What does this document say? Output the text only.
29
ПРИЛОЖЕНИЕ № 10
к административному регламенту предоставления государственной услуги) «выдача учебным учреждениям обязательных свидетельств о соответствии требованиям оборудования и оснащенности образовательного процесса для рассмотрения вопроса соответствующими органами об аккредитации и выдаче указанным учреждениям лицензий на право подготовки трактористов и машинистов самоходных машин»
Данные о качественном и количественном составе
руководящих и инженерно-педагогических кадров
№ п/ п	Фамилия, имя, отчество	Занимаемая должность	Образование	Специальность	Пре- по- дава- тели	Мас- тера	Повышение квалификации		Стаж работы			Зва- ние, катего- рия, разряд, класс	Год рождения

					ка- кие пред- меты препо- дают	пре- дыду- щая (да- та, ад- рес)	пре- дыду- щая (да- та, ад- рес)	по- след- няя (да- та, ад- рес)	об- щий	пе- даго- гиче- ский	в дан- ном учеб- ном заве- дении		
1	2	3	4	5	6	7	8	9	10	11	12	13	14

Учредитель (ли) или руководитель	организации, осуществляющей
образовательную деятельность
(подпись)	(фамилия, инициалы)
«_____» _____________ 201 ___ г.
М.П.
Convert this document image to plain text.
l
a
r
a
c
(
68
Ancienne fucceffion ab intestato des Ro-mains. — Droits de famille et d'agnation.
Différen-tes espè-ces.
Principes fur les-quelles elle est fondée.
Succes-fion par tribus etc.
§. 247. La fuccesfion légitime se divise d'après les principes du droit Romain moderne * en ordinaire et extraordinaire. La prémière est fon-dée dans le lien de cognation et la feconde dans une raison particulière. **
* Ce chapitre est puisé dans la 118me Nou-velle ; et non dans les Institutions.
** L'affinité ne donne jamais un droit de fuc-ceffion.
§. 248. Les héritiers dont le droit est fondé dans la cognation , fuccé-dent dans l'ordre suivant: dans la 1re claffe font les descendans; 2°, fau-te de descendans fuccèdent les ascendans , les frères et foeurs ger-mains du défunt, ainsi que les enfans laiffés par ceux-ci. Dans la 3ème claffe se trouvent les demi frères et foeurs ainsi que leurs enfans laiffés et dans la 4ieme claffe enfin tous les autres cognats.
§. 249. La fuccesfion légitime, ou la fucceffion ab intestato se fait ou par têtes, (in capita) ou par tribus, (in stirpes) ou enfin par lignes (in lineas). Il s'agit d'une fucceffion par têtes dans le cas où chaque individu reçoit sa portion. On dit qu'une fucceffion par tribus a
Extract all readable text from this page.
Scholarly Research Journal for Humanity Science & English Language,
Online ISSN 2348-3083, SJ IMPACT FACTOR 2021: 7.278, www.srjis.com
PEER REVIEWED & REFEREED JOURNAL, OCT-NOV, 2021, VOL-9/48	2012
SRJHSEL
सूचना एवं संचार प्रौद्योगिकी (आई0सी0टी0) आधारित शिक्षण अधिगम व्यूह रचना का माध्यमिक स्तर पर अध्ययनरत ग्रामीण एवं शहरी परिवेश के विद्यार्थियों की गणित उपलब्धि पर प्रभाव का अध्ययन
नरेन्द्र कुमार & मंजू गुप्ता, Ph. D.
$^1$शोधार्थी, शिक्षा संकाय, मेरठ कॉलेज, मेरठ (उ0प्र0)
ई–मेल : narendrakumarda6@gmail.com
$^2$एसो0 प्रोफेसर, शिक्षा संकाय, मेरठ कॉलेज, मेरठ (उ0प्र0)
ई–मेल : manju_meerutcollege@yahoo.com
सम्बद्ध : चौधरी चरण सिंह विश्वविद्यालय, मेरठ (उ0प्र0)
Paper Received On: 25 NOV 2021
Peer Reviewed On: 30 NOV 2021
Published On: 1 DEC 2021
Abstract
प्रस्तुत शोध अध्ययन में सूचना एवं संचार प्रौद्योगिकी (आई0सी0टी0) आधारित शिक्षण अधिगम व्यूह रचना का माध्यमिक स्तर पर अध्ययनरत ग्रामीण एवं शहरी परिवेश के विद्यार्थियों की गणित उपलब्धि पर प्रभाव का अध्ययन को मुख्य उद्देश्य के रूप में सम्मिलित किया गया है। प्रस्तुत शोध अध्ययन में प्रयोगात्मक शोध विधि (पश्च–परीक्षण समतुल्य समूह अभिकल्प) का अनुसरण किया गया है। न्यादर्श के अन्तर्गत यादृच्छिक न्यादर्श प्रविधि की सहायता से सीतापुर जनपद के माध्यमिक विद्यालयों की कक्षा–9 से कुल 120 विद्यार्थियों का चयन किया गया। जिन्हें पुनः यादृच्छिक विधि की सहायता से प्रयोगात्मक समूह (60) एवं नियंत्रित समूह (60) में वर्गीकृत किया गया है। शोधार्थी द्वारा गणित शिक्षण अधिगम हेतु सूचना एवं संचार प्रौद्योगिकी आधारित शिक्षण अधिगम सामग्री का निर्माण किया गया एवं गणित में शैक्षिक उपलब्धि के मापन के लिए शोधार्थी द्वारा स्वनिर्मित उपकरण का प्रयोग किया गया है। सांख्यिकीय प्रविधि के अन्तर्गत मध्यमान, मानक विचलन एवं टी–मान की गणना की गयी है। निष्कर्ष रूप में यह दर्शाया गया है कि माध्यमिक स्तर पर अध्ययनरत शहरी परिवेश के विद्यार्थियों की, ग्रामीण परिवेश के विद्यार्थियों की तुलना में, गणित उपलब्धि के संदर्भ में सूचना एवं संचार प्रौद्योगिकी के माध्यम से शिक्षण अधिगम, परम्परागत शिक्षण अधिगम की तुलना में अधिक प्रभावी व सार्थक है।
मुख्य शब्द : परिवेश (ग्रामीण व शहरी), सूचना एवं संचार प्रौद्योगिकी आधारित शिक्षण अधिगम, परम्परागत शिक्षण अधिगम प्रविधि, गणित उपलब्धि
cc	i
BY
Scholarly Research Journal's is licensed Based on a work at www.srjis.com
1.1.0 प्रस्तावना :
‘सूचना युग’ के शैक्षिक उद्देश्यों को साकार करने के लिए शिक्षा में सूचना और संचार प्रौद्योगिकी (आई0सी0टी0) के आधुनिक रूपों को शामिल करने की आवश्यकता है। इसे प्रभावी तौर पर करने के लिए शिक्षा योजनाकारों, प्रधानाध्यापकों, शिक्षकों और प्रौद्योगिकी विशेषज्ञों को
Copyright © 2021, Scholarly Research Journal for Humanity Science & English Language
________________
* [Direction]: Every entry needs to be retyped exactly.

* [Exercise result]:
What does this document say? Output the text only.
29
ПРИЛОЖЕНИЕ № 10
к административному регламенту предоставления государственной услуги) «выдача учебным учреждениям обязательных свидетельств о соответствии требованиям оборудования и оснащенности образовательного процесса для рассмотрения вопроса соответствующими органами об аккредитации и выдаче указанным учреждениям лицензий на право подготовки трактористов и машинистов самоходных машин»
Данные о качественном и количественном составе
руководящих и инженерно-педагогических кадров
№ п/ п	Фамилия, имя, отчество	Занимаемая должность	Образование	Специальность	Пре- по- дава- тели	Мас- тера	Повышение квалификации		Стаж работы			Зва- ние, катего- рия, разряд, класс	Год рождения

					ка- кие пред- меты препо- дают	пре- дыду- щая (да- та, ад- рес)	пре- дыду- щая (да- та, ад- рес)	по- след- няя (да- та, ад- рес)	об- щий	пе- даго- гиче- ский	в дан- ном учеб- ном заве- дении		
1	2	3	4	5	6	7	8	9	10	11	12	13	14

Учредитель (ли) или руководитель	организации, осуществляющей
образовательную деятельность
(подпись)	(фамилия, инициалы)
«_____» _____________ 201 ___ г.
М.П.
Convert this document image to plain text.
l
a
r
a
c
(
68
Ancienne fucceffion ab intestato des Ro-mains. — Droits de famille et d'agnation.
Différen-tes espè-ces.
Principes fur les-quelles elle est fondée.
Succes-fion par tribus etc.
§. 247. La fuccesfion légitime se divise d'après les principes du droit Romain moderne * en ordinaire et extraordinaire. La prémière est fon-dée dans le lien de cognation et la feconde dans une raison particulière. **
* Ce chapitre est puisé dans la 118me Nou-velle ; et non dans les Institutions.
** L'affinité ne donne jamais un droit de fuc-ceffion.
§. 248. Les héritiers dont le droit est fondé dans la cognation , fuccé-dent dans l'ordre suivant: dans la 1re claffe font les descendans; 2°, fau-te de descendans fuccèdent les ascendans , les frères et foeurs ger-mains du défunt, ainsi que les enfans laiffés par ceux-ci. Dans la 3ème claffe se trouvent les demi frères et foeurs ainsi que leurs enfans laiffés et dans la 4ieme claffe enfin tous les autres cognats.
§. 249. La fuccesfion légitime, ou la fucceffion ab intestato se fait ou par têtes, (in capita) ou par tribus, (in stirpes) ou enfin par lignes (in lineas). Il s'agit d'une fucceffion par têtes dans le cas où chaque individu reçoit sa portion. On dit qu'une fucceffion par tribus a
Extract all readable text from this page.
Scholarly Research Journal for Humanity Science & English Language,
Online ISSN 2348-3083, SJ IMPACT FACTOR 2021: 7.278, www.srjis.com
PEER REVIEWED & REFEREED JOURNAL, OCT-NOV, 2021, VOL-9/48	2012
SRJHSEL
सूचना एवं संचार प्रौद्योगिकी (आई0सी0टी0) आधारित शिक्षण अधिगम व्यूह रचना का माध्यमिक स्तर पर अध्ययनरत ग्रामीण एवं शहरी परिवेश के विद्यार्थियों की गणित उपलब्धि पर प्रभाव का अध्ययन
नरेन्द्र कुमार & मंजू गुप्ता, Ph. D.
$^1$शोधार्थी, शिक्षा संकाय, मेरठ कॉलेज, मेरठ (उ0प्र0)
ई–मेल : narendrakumarda6@gmail.com
$^2$एसो0 प्रोफेसर, शिक्षा संकाय, मेरठ कॉलेज, मेरठ (उ0प्र0)
ई–मेल : manju_meerutcollege@yahoo.com
सम्बद्ध : चौधरी चरण सिंह विश्वविद्यालय, मेरठ (उ0प्र0)
Paper Received On: 25 NOV 2021
Peer Reviewed On: 30 NOV 2021
Published On: 1 DEC 2021
Abstract
प्रस्तुत शोध अध्ययन में सूचना एवं संचार प्रौद्योगिकी (आई0सी0टी0) आधारित शिक्षण अधिगम व्यूह रचना का माध्यमिक स्तर पर अध्ययनरत ग्रामीण एवं शहरी परिवेश के विद्यार्थियों की गणित उपलब्धि पर प्रभाव का अध्ययन को मुख्य उद्देश्य के रूप में सम्मिलित किया गया है। प्रस्तुत शोध अध्ययन में प्रयोगात्मक शोध विधि (पश्च–परीक्षण समतुल्य समूह अभिकल्प) का अनुसरण किया गया है। न्यादर्श के अन्तर्गत यादृच्छिक न्यादर्श प्रविधि की सहायता से सीतापुर जनपद के माध्यमिक विद्यालयों की कक्षा–9 से कुल 120 विद्यार्थियों का चयन किया गया। जिन्हें पुनः यादृच्छिक विधि की सहायता से प्रयोगात्मक समूह (60) एवं नियंत्रित समूह (60) में वर्गीकृत किया गया है। शोधार्थी द्वारा गणित शिक्षण अधिगम हेतु सूचना एवं संचार प्रौद्योगिकी आधारित शिक्षण अधिगम सामग्री का निर्माण किया गया एवं गणित में शैक्षिक उपलब्धि के मापन के लिए शोधार्थी द्वारा स्वनिर्मित उपकरण का प्रयोग किया गया है। सांख्यिकीय प्रविधि के अन्तर्गत मध्यमान, मानक विचलन एवं टी–मान की गणना की गयी है। निष्कर्ष रूप में यह दर्शाया गया है कि माध्यमिक स्तर पर अध्ययनरत शहरी परिवेश के विद्यार्थियों की, ग्रामीण परिवेश के विद्यार्थियों की तुलना में, गणित उपलब्धि के संदर्भ में सूचना एवं संचार प्रौद्योगिकी के माध्यम से शिक्षण अधिगम, परम्परागत शिक्षण अधिगम की तुलना में अधिक प्रभावी व सार्थक है।
मुख्य शब्द : परिवेश (ग्रामीण व शहरी), सूचना एवं संचार प्रौद्योगिकी आधारित शिक्षण अधिगम, परम्परागत शिक्षण अधिगम प्रविधि, गणित उपलब्धि
cc	i
BY
Scholarly Research Journal's is licensed Based on a work at www.srjis.com
1.1.0 प्रस्तावना :
‘सूचना युग’ के शैक्षिक उद्देश्यों को साकार करने के लिए शिक्षा में सूचना और संचार प्रौद्योगिकी (आई0सी0टी0) के आधुनिक रूपों को शामिल करने की आवश्यकता है। इसे प्रभावी तौर पर करने के लिए शिक्षा योजनाकारों, प्रधानाध्यापकों, शिक्षकों और प्रौद्योगिकी विशेषज्ञों को
Copyright © 2021, Scholarly Research Journal for Humanity Science & English Language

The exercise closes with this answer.